■ Dataset entries on figures:

^^^^^^^^

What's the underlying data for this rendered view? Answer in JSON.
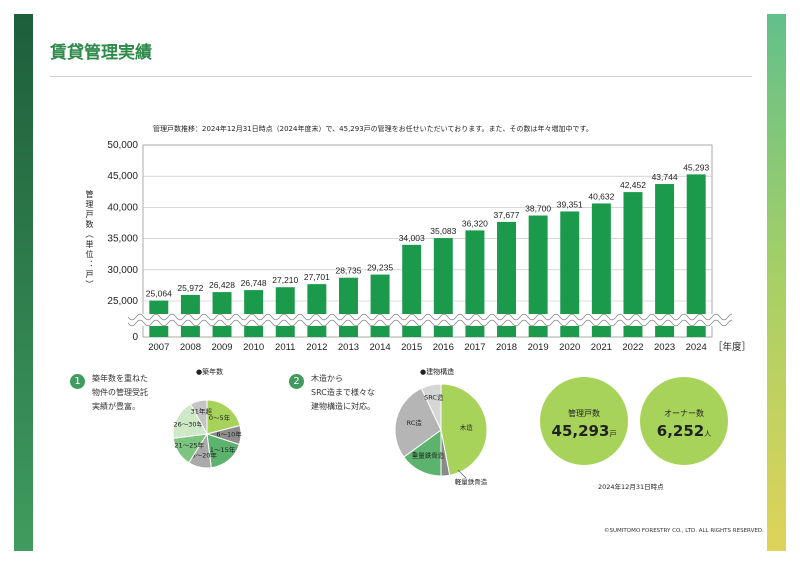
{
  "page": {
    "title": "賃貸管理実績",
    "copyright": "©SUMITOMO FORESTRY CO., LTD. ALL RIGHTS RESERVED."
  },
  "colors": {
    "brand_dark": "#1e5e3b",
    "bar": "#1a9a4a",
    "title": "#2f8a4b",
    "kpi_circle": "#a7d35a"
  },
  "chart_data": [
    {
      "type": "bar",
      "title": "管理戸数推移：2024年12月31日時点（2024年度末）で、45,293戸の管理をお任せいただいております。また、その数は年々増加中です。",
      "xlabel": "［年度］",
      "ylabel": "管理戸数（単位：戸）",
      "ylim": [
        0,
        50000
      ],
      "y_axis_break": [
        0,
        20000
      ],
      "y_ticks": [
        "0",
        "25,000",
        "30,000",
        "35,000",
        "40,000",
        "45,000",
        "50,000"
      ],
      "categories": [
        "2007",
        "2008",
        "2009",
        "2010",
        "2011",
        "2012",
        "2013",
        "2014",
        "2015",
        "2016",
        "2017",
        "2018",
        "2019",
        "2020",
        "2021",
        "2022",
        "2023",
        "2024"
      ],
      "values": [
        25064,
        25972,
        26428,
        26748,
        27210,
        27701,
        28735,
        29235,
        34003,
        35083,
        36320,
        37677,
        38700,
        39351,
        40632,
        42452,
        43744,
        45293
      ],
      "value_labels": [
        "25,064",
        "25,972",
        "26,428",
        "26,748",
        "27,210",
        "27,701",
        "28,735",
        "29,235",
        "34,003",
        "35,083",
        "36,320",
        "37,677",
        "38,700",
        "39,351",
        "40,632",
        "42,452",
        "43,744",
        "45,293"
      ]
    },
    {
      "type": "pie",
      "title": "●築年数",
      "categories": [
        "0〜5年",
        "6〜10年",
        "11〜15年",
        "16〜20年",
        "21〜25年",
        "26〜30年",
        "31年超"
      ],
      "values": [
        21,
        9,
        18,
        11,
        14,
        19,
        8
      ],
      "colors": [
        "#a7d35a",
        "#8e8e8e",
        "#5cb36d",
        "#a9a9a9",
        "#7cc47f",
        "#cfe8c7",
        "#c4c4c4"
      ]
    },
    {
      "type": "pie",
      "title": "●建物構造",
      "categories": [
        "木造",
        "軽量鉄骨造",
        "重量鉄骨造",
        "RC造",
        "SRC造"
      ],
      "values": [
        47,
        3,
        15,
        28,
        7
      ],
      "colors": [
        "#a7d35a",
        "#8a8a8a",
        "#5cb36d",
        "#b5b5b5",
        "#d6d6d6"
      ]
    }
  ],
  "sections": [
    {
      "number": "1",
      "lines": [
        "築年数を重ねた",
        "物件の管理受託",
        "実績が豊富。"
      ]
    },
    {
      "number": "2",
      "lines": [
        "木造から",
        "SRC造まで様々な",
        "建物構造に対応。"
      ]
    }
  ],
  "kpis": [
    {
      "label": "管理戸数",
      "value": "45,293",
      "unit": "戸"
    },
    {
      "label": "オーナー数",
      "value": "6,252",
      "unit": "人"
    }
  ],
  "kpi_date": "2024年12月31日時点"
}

^^^^^^^^

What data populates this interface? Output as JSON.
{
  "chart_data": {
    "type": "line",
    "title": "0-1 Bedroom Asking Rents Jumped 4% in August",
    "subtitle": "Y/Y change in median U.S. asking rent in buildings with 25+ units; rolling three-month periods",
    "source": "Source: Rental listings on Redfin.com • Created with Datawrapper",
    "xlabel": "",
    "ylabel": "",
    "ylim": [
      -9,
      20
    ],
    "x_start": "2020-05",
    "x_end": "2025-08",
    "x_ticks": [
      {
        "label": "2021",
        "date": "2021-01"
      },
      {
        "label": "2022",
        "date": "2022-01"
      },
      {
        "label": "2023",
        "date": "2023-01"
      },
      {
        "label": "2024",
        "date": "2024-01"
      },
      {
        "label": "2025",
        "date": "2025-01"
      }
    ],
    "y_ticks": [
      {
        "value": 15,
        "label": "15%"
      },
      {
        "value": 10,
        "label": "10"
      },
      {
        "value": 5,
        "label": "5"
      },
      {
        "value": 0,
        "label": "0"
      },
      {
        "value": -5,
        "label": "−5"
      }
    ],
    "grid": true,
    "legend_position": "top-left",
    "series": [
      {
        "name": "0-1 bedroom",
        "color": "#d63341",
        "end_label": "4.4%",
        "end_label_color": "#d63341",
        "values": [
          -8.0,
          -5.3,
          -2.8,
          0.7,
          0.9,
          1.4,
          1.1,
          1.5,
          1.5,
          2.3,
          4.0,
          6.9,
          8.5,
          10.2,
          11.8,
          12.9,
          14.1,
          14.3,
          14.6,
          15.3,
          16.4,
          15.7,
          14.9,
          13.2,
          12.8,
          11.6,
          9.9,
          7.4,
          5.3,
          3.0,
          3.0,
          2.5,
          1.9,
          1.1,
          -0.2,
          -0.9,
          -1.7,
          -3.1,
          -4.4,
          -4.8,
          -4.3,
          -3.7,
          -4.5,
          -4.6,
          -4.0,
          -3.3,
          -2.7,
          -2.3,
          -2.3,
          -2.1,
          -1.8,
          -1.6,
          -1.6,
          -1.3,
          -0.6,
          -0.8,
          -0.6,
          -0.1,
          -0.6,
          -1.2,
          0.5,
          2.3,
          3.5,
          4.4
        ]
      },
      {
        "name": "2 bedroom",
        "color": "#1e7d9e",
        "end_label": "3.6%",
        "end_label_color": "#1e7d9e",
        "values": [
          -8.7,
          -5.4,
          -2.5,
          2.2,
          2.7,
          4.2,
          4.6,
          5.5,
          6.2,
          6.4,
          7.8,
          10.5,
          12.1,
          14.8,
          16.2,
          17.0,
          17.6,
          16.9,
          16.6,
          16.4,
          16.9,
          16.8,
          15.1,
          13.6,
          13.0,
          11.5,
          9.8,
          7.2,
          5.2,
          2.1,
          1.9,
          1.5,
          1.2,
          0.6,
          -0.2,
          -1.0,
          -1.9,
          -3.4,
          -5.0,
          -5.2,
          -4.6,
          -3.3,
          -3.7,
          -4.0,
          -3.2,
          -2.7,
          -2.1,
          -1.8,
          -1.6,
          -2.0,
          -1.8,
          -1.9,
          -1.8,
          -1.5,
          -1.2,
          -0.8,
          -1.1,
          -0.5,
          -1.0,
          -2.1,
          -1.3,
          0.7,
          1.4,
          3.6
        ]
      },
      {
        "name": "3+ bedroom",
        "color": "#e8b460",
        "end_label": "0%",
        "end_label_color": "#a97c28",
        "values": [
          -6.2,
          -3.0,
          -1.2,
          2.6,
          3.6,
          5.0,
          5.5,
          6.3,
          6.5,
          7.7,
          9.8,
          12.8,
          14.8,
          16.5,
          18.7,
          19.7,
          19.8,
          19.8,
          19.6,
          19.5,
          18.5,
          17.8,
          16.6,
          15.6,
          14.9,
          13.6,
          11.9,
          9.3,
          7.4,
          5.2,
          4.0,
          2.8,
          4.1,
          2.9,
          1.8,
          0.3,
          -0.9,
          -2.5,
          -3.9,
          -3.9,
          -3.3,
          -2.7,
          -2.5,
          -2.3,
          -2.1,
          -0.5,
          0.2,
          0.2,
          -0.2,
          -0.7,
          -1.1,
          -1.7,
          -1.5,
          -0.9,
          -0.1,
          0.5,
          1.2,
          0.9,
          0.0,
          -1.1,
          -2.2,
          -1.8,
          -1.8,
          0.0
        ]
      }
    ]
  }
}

^^^^^^^^

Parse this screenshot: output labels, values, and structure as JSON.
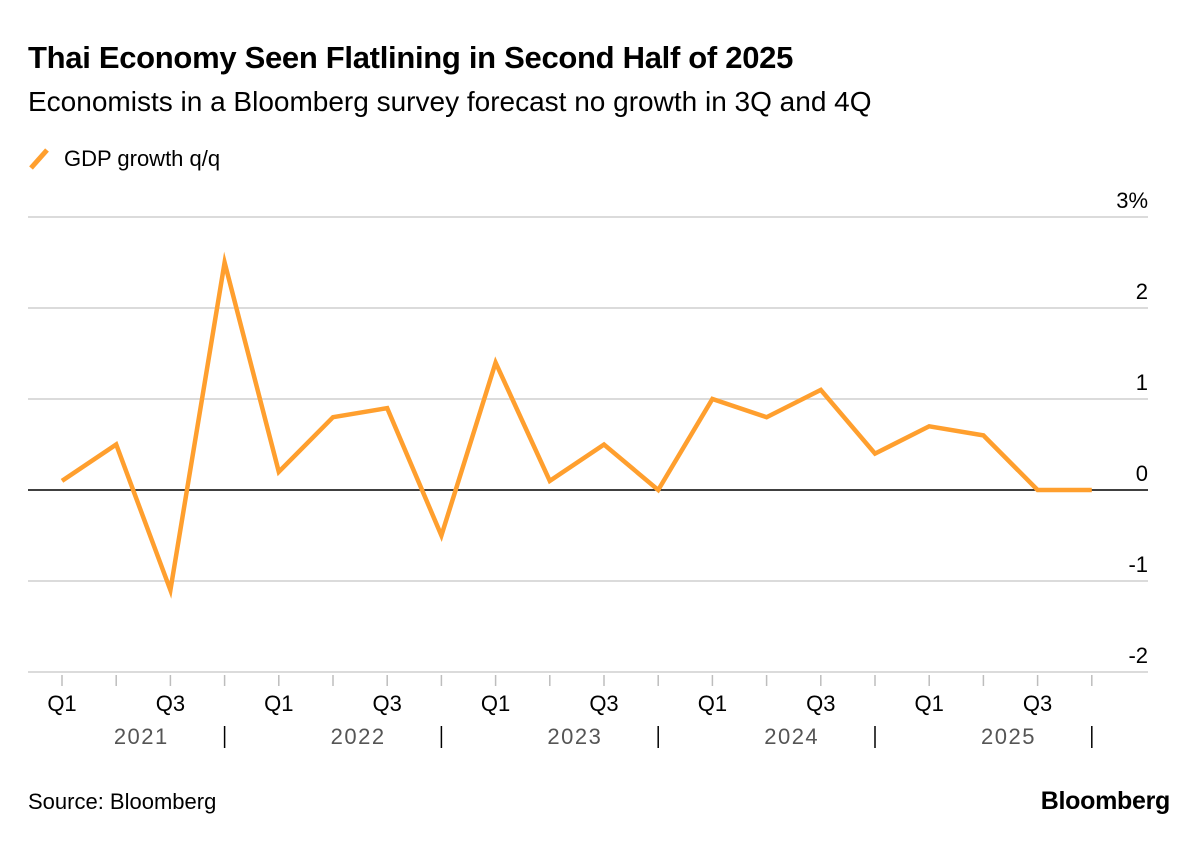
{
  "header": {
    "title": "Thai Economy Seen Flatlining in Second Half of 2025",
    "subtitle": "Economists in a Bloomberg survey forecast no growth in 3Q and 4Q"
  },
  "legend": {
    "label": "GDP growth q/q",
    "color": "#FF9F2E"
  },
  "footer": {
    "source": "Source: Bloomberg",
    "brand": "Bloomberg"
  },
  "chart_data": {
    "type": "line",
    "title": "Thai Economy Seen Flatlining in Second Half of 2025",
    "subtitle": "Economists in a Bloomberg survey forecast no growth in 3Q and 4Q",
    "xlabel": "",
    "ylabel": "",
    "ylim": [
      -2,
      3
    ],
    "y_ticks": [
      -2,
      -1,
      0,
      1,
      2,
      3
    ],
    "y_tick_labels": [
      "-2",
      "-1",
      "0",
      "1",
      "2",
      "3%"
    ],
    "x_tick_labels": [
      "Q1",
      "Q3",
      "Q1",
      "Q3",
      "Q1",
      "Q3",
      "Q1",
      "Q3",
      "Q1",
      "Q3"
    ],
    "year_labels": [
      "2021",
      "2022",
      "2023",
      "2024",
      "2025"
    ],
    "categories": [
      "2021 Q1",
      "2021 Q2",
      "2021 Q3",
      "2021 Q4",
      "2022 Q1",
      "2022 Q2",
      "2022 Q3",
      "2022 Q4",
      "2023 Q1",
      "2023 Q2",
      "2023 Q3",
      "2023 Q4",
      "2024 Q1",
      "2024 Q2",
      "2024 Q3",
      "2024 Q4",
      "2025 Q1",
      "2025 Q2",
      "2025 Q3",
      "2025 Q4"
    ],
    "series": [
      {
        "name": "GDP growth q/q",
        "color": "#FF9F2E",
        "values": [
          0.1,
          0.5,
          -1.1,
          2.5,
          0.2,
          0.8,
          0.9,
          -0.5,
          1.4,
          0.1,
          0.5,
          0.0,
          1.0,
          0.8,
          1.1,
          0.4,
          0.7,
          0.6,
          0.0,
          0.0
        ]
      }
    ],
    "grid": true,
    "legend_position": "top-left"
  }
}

^^^^^^^^

■ Directions:
Scan the entries above for the word "left" and collect each line holding it.

■ Solved problem:
    "legend_position": "top-left",
    "legend_position": "top-left"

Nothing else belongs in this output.